**EXERCISE TASK:** Within the data below, state how many lines contain the string "Wolong". Provide the number only.
++++ STORED DATA ++++
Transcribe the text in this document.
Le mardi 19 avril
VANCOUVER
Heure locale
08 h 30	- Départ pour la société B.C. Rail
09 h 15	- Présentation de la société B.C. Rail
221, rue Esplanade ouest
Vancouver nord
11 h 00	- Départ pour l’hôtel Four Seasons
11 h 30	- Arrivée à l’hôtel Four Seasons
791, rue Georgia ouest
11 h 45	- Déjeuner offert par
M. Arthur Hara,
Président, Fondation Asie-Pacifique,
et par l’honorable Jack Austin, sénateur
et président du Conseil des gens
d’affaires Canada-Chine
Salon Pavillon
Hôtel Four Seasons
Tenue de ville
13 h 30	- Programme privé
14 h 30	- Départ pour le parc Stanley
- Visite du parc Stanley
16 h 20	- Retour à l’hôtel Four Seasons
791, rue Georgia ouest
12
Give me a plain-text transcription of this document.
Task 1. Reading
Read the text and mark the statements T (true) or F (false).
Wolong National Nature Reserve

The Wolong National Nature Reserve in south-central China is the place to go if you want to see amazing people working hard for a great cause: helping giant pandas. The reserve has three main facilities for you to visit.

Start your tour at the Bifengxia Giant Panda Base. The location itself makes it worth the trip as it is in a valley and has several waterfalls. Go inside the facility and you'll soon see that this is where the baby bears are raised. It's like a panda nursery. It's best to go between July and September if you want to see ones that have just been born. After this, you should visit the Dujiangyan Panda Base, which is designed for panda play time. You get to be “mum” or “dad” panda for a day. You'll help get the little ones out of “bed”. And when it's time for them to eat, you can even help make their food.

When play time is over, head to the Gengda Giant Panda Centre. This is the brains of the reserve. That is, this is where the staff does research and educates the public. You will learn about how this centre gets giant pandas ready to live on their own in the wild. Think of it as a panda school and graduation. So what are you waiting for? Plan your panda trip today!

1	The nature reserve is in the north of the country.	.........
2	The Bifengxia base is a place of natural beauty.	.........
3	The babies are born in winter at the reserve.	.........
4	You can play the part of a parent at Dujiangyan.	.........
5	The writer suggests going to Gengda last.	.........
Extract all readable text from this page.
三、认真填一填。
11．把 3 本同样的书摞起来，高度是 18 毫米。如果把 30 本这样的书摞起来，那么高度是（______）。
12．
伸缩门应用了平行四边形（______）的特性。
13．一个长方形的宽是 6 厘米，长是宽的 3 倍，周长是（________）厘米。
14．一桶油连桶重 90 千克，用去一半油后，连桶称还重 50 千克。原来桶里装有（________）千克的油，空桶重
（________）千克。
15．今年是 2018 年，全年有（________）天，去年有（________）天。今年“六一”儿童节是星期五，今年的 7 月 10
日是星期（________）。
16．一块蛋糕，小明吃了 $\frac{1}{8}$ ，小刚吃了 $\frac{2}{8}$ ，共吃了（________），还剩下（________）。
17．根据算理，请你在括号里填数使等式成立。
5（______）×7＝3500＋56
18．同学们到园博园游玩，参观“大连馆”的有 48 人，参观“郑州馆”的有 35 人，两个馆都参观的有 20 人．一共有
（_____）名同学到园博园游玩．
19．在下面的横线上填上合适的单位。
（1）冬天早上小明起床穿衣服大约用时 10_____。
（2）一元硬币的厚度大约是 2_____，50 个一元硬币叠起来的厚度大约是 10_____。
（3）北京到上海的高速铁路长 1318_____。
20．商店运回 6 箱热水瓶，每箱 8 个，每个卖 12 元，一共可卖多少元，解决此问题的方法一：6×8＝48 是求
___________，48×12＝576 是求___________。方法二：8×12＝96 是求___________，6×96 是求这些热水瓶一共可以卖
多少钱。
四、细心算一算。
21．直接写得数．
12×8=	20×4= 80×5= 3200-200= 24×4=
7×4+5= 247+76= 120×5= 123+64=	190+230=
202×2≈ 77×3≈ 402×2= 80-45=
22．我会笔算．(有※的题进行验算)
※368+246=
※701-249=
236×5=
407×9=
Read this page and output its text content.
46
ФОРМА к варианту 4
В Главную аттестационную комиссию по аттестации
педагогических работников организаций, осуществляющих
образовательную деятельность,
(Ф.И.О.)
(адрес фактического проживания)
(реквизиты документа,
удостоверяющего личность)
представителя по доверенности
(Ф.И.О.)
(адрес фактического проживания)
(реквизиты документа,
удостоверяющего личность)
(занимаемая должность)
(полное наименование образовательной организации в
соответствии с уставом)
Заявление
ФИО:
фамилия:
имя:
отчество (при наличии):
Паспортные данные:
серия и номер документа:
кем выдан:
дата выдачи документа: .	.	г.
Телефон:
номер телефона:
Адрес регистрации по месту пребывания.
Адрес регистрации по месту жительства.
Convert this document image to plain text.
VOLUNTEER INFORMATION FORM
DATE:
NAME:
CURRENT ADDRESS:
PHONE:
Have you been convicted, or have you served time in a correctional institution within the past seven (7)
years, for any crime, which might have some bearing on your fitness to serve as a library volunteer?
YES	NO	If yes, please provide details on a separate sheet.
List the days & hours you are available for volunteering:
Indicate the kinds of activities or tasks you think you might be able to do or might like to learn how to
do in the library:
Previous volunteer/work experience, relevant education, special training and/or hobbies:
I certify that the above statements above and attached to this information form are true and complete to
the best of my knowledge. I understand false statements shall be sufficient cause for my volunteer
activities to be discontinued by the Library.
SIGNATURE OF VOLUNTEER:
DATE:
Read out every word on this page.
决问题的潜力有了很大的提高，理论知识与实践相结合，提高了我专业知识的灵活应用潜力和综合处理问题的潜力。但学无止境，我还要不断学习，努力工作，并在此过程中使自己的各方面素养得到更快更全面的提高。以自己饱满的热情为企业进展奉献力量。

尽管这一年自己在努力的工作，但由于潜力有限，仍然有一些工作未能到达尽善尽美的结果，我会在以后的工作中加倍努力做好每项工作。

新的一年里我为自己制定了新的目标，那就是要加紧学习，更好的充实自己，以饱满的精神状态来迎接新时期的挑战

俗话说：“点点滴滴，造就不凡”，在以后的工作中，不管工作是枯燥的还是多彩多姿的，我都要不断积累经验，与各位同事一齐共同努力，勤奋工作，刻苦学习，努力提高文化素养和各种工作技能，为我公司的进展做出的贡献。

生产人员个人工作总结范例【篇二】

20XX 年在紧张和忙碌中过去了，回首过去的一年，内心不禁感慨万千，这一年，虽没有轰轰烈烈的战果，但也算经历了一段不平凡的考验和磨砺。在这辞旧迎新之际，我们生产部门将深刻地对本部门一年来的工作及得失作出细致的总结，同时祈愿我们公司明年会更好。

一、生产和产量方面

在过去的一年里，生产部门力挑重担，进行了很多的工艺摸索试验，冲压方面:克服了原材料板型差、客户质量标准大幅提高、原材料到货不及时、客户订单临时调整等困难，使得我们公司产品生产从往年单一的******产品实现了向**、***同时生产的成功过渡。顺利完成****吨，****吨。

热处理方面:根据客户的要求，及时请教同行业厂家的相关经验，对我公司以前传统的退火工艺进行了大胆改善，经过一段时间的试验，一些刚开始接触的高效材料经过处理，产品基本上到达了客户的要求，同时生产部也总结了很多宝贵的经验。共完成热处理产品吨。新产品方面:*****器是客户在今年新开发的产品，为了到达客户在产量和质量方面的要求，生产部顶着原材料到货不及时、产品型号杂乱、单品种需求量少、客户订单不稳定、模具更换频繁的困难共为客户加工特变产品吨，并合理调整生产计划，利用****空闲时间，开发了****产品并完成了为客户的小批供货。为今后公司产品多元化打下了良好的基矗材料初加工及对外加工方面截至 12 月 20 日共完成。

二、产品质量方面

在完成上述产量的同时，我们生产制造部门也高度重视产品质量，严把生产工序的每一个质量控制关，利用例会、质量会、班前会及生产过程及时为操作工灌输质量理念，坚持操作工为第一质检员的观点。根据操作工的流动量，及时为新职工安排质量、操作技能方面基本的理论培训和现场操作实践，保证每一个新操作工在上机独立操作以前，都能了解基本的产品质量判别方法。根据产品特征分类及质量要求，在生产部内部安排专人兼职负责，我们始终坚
++++
**RESPONSE TO THIS EXERCISE:** 2